MATERIAL SHOWN:
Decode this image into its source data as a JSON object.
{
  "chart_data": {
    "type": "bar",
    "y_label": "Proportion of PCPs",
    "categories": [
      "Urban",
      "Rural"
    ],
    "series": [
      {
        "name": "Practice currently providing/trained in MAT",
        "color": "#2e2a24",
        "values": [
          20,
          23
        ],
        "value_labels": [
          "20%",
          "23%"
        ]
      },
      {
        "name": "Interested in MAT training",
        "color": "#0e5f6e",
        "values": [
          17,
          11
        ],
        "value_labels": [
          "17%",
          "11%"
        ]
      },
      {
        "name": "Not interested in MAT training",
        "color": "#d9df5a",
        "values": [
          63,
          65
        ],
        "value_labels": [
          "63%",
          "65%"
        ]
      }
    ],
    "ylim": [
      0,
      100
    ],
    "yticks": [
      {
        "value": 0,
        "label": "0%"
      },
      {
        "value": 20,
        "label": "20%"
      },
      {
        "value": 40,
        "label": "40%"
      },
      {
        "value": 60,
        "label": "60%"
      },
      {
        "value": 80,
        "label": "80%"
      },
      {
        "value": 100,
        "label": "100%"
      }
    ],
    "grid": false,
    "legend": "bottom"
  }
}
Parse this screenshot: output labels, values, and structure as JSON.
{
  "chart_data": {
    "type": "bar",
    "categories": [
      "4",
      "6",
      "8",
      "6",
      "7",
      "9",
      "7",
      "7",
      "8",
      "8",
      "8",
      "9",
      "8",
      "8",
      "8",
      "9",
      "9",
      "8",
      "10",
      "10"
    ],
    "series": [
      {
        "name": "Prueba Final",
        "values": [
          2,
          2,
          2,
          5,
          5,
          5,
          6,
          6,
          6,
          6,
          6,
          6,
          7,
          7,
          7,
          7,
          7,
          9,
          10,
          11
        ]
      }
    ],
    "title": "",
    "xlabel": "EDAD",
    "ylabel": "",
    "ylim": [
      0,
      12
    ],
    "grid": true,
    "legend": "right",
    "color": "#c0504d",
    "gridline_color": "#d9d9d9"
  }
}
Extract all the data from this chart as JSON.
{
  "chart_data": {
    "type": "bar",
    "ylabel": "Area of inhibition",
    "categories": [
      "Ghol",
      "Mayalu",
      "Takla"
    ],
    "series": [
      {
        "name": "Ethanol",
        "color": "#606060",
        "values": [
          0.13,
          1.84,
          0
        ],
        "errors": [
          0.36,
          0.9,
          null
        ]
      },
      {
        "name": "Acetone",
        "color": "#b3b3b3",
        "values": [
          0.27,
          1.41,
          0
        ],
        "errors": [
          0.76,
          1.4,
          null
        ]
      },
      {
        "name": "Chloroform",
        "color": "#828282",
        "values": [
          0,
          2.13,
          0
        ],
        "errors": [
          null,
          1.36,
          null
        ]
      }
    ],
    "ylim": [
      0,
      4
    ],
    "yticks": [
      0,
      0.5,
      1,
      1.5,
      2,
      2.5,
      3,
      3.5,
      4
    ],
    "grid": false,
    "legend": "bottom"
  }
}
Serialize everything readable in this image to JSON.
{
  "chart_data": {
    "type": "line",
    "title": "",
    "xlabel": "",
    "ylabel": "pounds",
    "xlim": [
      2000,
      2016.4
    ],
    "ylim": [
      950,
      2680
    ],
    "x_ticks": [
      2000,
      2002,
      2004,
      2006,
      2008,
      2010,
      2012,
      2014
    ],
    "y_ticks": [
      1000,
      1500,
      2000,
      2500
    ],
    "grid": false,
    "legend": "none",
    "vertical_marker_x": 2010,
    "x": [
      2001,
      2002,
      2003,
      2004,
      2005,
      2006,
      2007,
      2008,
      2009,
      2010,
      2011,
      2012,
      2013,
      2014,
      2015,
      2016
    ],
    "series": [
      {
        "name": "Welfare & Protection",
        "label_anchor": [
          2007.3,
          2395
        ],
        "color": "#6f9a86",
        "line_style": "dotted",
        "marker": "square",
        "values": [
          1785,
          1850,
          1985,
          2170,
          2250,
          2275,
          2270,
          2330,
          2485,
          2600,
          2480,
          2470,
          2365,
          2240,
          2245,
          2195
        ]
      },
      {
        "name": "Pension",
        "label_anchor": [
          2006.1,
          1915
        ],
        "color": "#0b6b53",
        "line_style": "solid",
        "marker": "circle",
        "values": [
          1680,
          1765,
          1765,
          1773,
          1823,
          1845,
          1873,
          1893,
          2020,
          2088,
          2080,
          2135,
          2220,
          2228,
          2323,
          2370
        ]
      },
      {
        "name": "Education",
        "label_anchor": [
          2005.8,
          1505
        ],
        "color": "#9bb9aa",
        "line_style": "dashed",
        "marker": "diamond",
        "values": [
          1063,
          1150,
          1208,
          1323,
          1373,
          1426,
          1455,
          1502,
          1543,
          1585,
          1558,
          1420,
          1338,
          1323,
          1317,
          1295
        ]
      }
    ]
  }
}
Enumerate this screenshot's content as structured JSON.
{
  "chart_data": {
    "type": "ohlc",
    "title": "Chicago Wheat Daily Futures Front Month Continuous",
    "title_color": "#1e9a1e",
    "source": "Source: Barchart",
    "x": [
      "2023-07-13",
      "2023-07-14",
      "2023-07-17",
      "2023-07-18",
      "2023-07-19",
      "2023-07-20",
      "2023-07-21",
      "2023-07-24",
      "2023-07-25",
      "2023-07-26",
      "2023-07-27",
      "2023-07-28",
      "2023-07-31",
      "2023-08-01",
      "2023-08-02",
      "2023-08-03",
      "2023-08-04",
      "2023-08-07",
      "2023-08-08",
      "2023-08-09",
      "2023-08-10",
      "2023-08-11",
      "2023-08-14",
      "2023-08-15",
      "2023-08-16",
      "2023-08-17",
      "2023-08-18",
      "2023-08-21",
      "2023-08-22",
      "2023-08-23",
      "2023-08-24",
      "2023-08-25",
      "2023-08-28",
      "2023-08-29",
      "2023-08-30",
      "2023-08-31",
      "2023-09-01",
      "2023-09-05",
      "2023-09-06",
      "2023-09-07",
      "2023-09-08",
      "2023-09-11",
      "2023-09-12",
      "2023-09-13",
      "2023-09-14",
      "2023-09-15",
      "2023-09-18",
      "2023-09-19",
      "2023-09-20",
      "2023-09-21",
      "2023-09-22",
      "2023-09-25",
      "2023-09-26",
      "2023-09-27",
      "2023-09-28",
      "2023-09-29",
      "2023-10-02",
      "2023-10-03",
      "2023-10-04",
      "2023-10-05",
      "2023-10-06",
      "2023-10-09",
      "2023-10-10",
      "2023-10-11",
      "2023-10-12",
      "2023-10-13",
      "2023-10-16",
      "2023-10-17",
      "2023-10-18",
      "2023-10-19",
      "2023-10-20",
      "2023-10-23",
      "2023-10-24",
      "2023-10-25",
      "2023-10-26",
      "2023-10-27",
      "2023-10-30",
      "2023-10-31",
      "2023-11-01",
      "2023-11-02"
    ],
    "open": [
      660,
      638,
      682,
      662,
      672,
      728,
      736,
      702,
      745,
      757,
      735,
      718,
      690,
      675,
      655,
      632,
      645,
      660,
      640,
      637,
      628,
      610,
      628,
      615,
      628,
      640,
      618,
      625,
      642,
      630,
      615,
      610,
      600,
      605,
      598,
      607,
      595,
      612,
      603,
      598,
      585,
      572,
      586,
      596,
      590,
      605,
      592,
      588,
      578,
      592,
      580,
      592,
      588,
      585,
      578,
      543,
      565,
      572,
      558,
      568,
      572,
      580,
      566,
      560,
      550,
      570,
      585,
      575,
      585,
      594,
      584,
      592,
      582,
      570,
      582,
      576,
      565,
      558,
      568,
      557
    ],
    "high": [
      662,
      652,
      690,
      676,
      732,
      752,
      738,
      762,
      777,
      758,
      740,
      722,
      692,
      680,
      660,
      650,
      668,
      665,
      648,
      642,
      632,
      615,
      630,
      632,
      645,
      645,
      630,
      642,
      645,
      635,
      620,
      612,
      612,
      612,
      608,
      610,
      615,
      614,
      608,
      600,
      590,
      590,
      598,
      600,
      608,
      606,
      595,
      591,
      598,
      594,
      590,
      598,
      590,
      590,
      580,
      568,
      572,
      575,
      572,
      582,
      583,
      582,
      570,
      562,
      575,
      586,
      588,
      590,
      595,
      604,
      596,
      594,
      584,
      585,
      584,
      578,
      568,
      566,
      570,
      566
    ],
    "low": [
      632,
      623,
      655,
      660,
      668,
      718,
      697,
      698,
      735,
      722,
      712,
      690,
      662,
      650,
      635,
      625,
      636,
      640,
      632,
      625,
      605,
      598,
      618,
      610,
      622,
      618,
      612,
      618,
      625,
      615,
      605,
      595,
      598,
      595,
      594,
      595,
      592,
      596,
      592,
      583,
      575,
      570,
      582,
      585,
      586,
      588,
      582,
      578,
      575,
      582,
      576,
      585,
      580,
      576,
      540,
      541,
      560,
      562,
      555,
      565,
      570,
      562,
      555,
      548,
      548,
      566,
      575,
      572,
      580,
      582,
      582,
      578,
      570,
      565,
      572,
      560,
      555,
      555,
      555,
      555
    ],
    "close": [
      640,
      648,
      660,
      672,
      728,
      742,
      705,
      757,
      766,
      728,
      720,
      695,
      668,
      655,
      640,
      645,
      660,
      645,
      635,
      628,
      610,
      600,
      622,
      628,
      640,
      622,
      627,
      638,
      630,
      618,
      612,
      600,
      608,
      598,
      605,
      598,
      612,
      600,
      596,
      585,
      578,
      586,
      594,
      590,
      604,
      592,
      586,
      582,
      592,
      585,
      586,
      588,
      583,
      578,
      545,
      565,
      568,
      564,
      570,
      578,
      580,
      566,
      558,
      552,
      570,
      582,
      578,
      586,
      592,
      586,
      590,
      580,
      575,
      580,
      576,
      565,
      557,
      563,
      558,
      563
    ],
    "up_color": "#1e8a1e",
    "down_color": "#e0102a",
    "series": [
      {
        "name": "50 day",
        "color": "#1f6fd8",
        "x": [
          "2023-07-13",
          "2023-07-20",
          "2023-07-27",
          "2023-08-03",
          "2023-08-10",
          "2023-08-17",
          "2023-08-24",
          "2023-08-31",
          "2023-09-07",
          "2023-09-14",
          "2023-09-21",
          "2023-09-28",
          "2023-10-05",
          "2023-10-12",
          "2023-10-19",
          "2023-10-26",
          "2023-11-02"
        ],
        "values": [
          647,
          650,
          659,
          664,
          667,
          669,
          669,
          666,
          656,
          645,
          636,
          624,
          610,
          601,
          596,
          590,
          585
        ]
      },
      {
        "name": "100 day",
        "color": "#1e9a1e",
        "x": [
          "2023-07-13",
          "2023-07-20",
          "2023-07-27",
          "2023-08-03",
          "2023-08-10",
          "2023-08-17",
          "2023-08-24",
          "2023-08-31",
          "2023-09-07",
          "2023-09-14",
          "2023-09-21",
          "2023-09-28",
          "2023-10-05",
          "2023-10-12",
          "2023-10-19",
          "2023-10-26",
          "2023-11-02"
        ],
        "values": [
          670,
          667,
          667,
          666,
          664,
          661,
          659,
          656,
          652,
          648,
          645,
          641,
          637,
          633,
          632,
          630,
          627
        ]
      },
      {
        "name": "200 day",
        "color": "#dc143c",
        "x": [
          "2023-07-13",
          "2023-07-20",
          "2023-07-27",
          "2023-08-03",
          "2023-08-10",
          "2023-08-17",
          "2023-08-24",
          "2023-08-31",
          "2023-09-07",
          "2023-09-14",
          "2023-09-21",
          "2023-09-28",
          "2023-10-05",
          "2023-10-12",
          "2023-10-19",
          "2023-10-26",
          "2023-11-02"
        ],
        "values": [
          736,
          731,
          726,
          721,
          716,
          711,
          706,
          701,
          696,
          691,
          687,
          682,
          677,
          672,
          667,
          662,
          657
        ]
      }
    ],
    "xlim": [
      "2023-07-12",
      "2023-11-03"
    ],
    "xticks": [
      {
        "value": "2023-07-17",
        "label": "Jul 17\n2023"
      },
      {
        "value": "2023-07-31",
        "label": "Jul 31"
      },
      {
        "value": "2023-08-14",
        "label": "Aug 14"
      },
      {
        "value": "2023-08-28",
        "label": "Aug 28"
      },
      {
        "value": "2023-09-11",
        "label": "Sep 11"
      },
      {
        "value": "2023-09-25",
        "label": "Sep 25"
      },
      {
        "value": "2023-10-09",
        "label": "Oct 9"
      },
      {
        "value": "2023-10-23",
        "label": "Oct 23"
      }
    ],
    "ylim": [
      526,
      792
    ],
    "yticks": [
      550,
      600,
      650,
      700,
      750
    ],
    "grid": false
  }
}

INSTRUCTION:
Check each line of the material above for "source" and say how many lines contain it, giving the number alone.

SOLUTION FOR THIS PROBLEM:
2